## Goal
Find all lines in the listing that include the word "their", then copy them.

Dataset rows:
################

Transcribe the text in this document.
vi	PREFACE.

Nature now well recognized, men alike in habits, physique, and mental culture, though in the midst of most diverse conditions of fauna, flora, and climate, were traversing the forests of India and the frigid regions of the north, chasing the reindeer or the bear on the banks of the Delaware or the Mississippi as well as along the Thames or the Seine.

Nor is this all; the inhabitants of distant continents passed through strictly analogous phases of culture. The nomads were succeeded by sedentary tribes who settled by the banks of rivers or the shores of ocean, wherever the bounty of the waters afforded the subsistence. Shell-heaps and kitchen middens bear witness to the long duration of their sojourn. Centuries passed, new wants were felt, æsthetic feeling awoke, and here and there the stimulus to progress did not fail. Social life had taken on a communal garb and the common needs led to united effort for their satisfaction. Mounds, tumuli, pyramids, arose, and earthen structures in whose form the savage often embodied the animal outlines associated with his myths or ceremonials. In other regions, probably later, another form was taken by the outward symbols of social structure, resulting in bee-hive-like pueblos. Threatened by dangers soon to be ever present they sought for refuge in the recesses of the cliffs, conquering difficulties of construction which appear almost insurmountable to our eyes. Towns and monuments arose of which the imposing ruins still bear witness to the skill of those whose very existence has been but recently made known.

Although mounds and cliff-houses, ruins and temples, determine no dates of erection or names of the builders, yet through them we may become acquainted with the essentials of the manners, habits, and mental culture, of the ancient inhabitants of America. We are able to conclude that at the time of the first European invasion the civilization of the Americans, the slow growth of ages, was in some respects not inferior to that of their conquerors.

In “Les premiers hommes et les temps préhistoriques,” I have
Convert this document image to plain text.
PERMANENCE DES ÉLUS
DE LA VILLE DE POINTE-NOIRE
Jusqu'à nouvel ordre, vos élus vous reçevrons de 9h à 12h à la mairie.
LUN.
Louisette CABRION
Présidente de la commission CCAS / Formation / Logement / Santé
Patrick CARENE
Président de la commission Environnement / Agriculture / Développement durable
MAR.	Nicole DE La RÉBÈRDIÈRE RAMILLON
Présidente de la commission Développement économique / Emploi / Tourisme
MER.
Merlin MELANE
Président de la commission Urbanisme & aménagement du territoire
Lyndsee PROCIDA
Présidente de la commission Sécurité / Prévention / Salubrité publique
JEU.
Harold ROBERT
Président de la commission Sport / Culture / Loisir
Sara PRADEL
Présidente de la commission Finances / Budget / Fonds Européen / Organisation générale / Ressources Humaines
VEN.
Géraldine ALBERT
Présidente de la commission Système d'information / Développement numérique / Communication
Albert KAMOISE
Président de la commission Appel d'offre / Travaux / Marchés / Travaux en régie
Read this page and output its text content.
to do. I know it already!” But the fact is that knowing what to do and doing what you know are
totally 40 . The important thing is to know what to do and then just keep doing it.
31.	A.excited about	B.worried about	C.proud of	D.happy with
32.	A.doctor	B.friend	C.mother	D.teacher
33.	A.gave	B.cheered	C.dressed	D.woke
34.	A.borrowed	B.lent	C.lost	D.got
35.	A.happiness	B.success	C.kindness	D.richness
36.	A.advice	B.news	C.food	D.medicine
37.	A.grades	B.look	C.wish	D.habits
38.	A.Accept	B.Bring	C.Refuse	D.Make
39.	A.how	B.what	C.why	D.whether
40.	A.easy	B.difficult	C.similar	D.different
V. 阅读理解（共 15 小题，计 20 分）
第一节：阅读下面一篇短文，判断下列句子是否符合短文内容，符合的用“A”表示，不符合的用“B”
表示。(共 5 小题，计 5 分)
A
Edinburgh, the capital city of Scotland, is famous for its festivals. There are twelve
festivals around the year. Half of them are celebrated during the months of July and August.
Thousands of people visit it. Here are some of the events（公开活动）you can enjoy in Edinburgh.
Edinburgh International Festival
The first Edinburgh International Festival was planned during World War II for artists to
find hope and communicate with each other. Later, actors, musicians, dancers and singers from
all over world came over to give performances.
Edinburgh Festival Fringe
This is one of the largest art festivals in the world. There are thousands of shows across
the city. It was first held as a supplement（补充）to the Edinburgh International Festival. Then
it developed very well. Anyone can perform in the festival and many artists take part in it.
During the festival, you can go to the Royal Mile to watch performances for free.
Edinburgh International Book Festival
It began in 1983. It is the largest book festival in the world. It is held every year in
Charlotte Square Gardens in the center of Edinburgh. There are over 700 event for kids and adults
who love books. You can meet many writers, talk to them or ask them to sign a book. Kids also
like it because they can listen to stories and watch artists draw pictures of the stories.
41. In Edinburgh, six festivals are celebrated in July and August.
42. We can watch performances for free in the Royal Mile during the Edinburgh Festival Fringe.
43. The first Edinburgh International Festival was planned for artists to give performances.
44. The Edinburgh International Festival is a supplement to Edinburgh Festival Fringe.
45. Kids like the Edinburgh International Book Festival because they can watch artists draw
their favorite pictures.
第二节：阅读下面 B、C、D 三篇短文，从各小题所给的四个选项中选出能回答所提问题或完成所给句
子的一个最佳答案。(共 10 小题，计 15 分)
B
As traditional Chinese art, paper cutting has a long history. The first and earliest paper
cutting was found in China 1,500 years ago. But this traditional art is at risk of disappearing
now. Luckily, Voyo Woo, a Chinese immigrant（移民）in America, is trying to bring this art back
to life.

################

## Exercise response
Nor is this all; the inhabitants of distant continents passed through strictly analogous phases of culture. The nomads were succeeded by sedentary tribes who settled by the banks of rivers or the shores of ocean, wherever the bounty of the waters afforded the subsistence. Shell-heaps and kitchen middens bear witness to the long duration of their sojourn. Centuries passed, new wants were felt, æsthetic feeling awoke, and here and there the stimulus to progress did not fail. Social life had taken on a communal garb and the common needs led to united effort for their satisfaction. Mounds, tumuli, pyramids, arose, and earthen structures in whose form the savage often embodied the animal outlines associated with his myths or ceremonials. In other regions, probably later, another form was taken by the outward symbols of social structure, resulting in bee-hive-like pueblos. Threatened by dangers soon to be ever present they sought for refuge in the recesses of the cliffs, conquering difficulties of construction which appear almost insurmountable to our eyes. Towns and monuments arose of which the imposing ruins still bear witness to the skill of those whose very existence has been but recently made known.
Although mounds and cliff-houses, ruins and temples, determine no dates of erection or names of the builders, yet through them we may become acquainted with the essentials of the manners, habits, and mental culture, of the ancient inhabitants of America. We are able to conclude that at the time of the first European invasion the civilization of the Americans, the slow growth of ages, was in some respects not inferior to that of their conquerors.
their favorite pictures.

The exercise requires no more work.